Your objective: Print all of the data exactly as written.

Dataset items:
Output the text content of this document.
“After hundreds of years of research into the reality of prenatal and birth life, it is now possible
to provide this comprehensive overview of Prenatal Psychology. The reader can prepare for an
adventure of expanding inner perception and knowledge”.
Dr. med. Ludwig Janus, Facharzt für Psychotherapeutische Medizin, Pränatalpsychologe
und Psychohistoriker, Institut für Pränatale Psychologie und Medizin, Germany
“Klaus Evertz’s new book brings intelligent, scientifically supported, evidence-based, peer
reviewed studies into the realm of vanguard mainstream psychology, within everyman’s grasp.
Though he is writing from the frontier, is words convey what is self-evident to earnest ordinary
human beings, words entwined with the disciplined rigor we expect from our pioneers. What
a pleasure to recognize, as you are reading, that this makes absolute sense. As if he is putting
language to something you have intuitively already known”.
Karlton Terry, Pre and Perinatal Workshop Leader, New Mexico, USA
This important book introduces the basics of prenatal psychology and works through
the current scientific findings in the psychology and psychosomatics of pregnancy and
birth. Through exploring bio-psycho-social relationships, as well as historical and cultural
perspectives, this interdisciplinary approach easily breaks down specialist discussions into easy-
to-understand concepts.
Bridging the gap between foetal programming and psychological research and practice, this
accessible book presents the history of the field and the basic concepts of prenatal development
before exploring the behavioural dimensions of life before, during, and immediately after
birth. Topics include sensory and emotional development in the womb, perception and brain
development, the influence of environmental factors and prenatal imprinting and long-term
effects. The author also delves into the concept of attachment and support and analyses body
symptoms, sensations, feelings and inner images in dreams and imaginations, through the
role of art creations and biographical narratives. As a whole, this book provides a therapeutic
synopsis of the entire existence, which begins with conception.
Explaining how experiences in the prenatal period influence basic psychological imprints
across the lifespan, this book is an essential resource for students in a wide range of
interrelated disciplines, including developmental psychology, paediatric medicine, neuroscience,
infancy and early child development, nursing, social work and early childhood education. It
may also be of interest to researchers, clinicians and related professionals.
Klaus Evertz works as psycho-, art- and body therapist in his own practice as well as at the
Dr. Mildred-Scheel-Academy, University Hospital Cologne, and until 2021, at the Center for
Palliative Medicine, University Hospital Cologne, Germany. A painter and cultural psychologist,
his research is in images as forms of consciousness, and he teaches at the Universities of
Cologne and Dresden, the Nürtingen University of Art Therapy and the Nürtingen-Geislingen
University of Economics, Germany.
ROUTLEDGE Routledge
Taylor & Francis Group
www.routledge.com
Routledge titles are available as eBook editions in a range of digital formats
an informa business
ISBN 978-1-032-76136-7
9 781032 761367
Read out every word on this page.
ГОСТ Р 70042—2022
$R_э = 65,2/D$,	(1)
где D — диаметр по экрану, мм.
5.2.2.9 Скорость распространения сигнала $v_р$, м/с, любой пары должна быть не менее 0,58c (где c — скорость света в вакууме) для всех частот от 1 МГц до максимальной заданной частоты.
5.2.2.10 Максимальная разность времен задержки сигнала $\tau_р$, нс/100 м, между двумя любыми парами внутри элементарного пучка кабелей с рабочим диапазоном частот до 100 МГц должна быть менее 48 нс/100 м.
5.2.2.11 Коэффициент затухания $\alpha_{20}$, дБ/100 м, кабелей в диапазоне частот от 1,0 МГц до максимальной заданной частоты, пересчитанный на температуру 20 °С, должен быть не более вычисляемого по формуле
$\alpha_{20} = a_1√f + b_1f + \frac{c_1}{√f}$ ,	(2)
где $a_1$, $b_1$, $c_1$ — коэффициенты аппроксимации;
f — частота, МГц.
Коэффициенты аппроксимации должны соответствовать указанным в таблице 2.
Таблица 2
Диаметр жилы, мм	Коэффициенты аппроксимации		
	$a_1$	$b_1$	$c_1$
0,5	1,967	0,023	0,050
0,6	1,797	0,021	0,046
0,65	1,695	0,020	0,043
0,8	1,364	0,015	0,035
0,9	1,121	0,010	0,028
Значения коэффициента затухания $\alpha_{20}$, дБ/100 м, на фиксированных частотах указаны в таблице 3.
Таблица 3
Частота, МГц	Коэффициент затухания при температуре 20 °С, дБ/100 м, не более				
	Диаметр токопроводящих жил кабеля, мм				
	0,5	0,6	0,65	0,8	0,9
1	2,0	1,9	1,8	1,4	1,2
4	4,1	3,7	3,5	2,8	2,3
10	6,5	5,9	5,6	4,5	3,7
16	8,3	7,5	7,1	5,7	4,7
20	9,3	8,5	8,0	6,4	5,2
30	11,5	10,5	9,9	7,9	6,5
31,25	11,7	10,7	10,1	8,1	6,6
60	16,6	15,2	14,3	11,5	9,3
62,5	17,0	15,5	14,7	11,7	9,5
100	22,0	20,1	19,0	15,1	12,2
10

Solution:
Output the text content of this document.
“After hundreds of years of research into the reality of prenatal and birth life, it is now possible
to provide this comprehensive overview of Prenatal Psychology. The reader can prepare for an
adventure of expanding inner perception and knowledge”.
Dr. med. Ludwig Janus, Facharzt für Psychotherapeutische Medizin, Pränatalpsychologe
und Psychohistoriker, Institut für Pränatale Psychologie und Medizin, Germany
“Klaus Evertz’s new book brings intelligent, scientifically supported, evidence-based, peer
reviewed studies into the realm of vanguard mainstream psychology, within everyman’s grasp.
Though he is writing from the frontier, is words convey what is self-evident to earnest ordinary
human beings, words entwined with the disciplined rigor we expect from our pioneers. What
a pleasure to recognize, as you are reading, that this makes absolute sense. As if he is putting
language to something you have intuitively already known”.
Karlton Terry, Pre and Perinatal Workshop Leader, New Mexico, USA
This important book introduces the basics of prenatal psychology and works through
the current scientific findings in the psychology and psychosomatics of pregnancy and
birth. Through exploring bio-psycho-social relationships, as well as historical and cultural
perspectives, this interdisciplinary approach easily breaks down specialist discussions into easy-
to-understand concepts.
Bridging the gap between foetal programming and psychological research and practice, this
accessible book presents the history of the field and the basic concepts of prenatal development
before exploring the behavioural dimensions of life before, during, and immediately after
birth. Topics include sensory and emotional development in the womb, perception and brain
development, the influence of environmental factors and prenatal imprinting and long-term
effects. The author also delves into the concept of attachment and support and analyses body
symptoms, sensations, feelings and inner images in dreams and imaginations, through the
role of art creations and biographical narratives. As a whole, this book provides a therapeutic
synopsis of the entire existence, which begins with conception.
Explaining how experiences in the prenatal period influence basic psychological imprints
across the lifespan, this book is an essential resource for students in a wide range of
interrelated disciplines, including developmental psychology, paediatric medicine, neuroscience,
infancy and early child development, nursing, social work and early childhood education. It
may also be of interest to researchers, clinicians and related professionals.
Klaus Evertz works as psycho-, art- and body therapist in his own practice as well as at the
Dr. Mildred-Scheel-Academy, University Hospital Cologne, and until 2021, at the Center for
Palliative Medicine, University Hospital Cologne, Germany. A painter and cultural psychologist,
his research is in images as forms of consciousness, and he teaches at the Universities of
Cologne and Dresden, the Nürtingen University of Art Therapy and the Nürtingen-Geislingen
University of Economics, Germany.
ROUTLEDGE Routledge
Taylor & Francis Group
www.routledge.com
Routledge titles are available as eBook editions in a range of digital formats
an informa business
ISBN 978-1-032-76136-7
9 781032 761367
Read out every word on this page.
ГОСТ Р 70042—2022
$R_э = 65,2/D$,	(1)
где D — диаметр по экрану, мм.
5.2.2.9 Скорость распространения сигнала $v_р$, м/с, любой пары должна быть не менее 0,58c (где c — скорость света в вакууме) для всех частот от 1 МГц до максимальной заданной частоты.
5.2.2.10 Максимальная разность времен задержки сигнала $\tau_р$, нс/100 м, между двумя любыми парами внутри элементарного пучка кабелей с рабочим диапазоном частот до 100 МГц должна быть менее 48 нс/100 м.
5.2.2.11 Коэффициент затухания $\alpha_{20}$, дБ/100 м, кабелей в диапазоне частот от 1,0 МГц до максимальной заданной частоты, пересчитанный на температуру 20 °С, должен быть не более вычисляемого по формуле
$\alpha_{20} = a_1√f + b_1f + \frac{c_1}{√f}$ ,	(2)
где $a_1$, $b_1$, $c_1$ — коэффициенты аппроксимации;
f — частота, МГц.
Коэффициенты аппроксимации должны соответствовать указанным в таблице 2.
Таблица 2
Диаметр жилы, мм	Коэффициенты аппроксимации		
	$a_1$	$b_1$	$c_1$
0,5	1,967	0,023	0,050
0,6	1,797	0,021	0,046
0,65	1,695	0,020	0,043
0,8	1,364	0,015	0,035
0,9	1,121	0,010	0,028
Значения коэффициента затухания $\alpha_{20}$, дБ/100 м, на фиксированных частотах указаны в таблице 3.
Таблица 3
Частота, МГц	Коэффициент затухания при температуре 20 °С, дБ/100 м, не более				
	Диаметр токопроводящих жил кабеля, мм				
	0,5	0,6	0,65	0,8	0,9
1	2,0	1,9	1,8	1,4	1,2
4	4,1	3,7	3,5	2,8	2,3
10	6,5	5,9	5,6	4,5	3,7
16	8,3	7,5	7,1	5,7	4,7
20	9,3	8,5	8,0	6,4	5,2
30	11,5	10,5	9,9	7,9	6,5
31,25	11,7	10,7	10,1	8,1	6,6
60	16,6	15,2	14,3	11,5	9,3
62,5	17,0	15,5	14,7	11,7	9,5
100	22,0	20,1	19,0	15,1	12,2
10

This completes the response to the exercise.